◆ OBJECTIVE
Copy the records below exactly, omitting any pictures they contain.

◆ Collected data
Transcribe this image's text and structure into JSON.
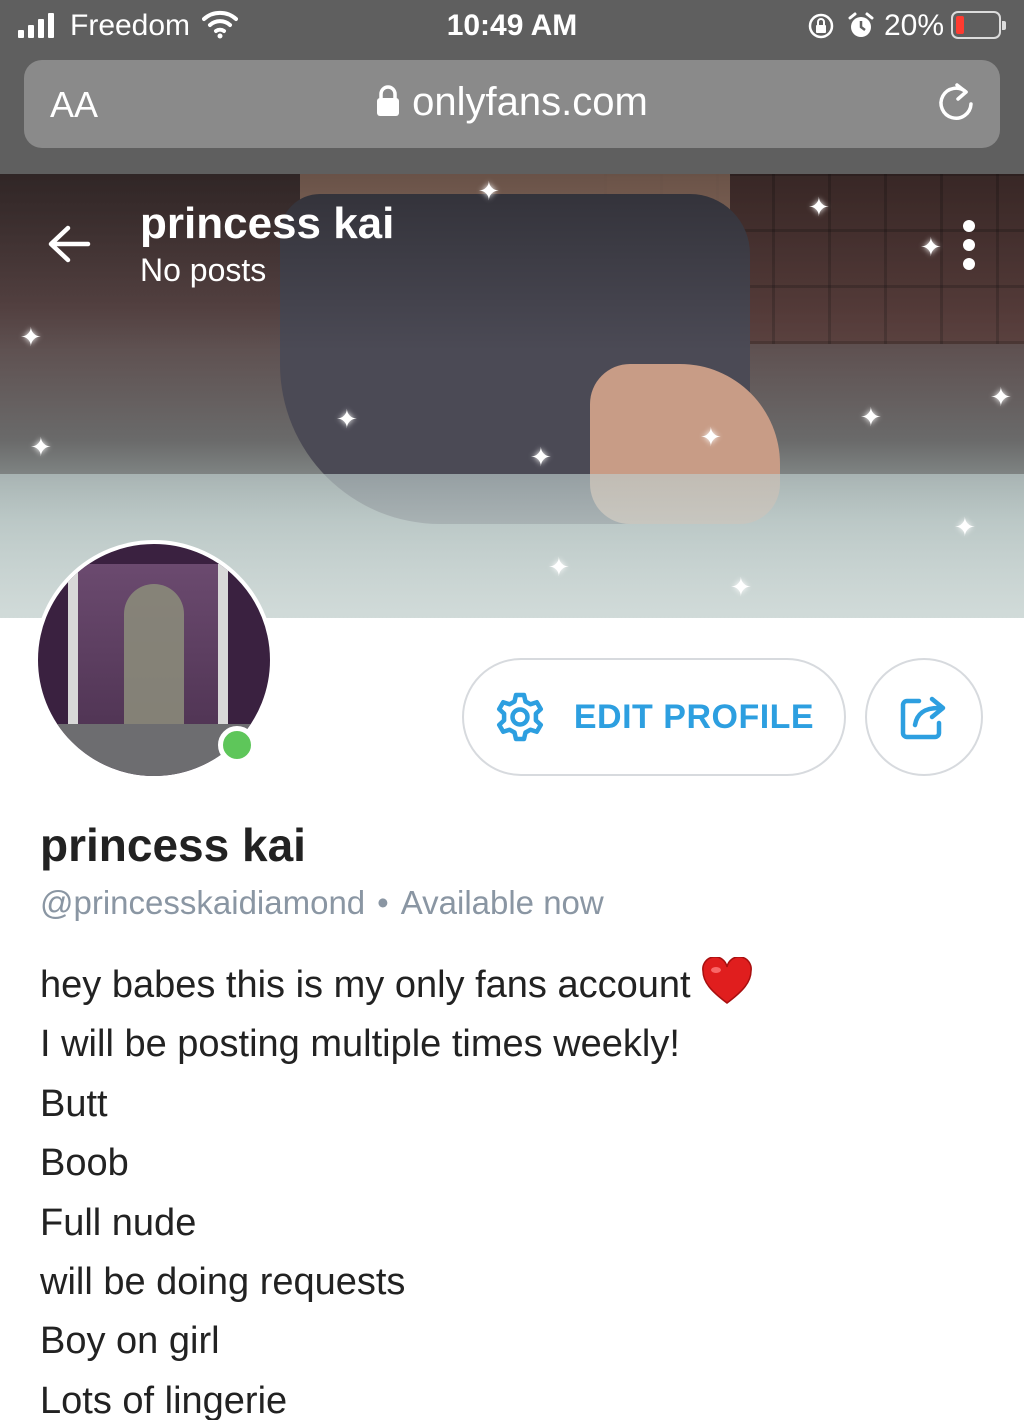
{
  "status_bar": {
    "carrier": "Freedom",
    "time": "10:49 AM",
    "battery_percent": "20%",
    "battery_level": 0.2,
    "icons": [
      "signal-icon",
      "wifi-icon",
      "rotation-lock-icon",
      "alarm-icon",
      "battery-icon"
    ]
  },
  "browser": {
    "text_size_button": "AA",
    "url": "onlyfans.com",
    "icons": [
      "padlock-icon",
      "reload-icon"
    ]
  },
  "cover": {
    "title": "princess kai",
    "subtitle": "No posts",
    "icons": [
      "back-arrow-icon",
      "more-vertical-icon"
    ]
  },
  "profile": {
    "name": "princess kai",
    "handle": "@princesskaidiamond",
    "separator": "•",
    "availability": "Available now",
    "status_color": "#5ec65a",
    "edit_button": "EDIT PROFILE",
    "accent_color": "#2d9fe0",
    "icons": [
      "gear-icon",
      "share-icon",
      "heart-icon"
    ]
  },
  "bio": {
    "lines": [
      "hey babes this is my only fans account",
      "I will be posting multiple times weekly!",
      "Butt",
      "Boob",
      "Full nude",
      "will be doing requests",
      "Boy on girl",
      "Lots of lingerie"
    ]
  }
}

◆ ANSWER TO THE EXERCISE
Transcribe this image's text and structure into JSON.
{
  "status_bar": {
    "carrier": "Freedom",
    "time": "10:49 AM",
    "battery_percent": "20%",
    "battery_level": 0.2,
    "icons": [
      "signal-icon",
      "wifi-icon",
      "rotation-lock-icon",
      "alarm-icon",
      "battery-icon"
    ]
  },
  "browser": {
    "text_size_button": "AA",
    "url": "onlyfans.com",
    "icons": [
      "padlock-icon",
      "reload-icon"
    ]
  },
  "cover": {
    "title": "princess kai",
    "subtitle": "No posts",
    "icons": [
      "back-arrow-icon",
      "more-vertical-icon"
    ]
  },
  "profile": {
    "name": "princess kai",
    "handle": "@princesskaidiamond",
    "separator": "•",
    "availability": "Available now",
    "status_color": "#5ec65a",
    "edit_button": "EDIT PROFILE",
    "accent_color": "#2d9fe0",
    "icons": [
      "gear-icon",
      "share-icon",
      "heart-icon"
    ]
  },
  "bio": {
    "lines": [
      "hey babes this is my only fans account",
      "I will be posting multiple times weekly!",
      "Butt",
      "Boob",
      "Full nude",
      "will be doing requests",
      "Boy on girl",
      "Lots of lingerie"
    ]
  }
}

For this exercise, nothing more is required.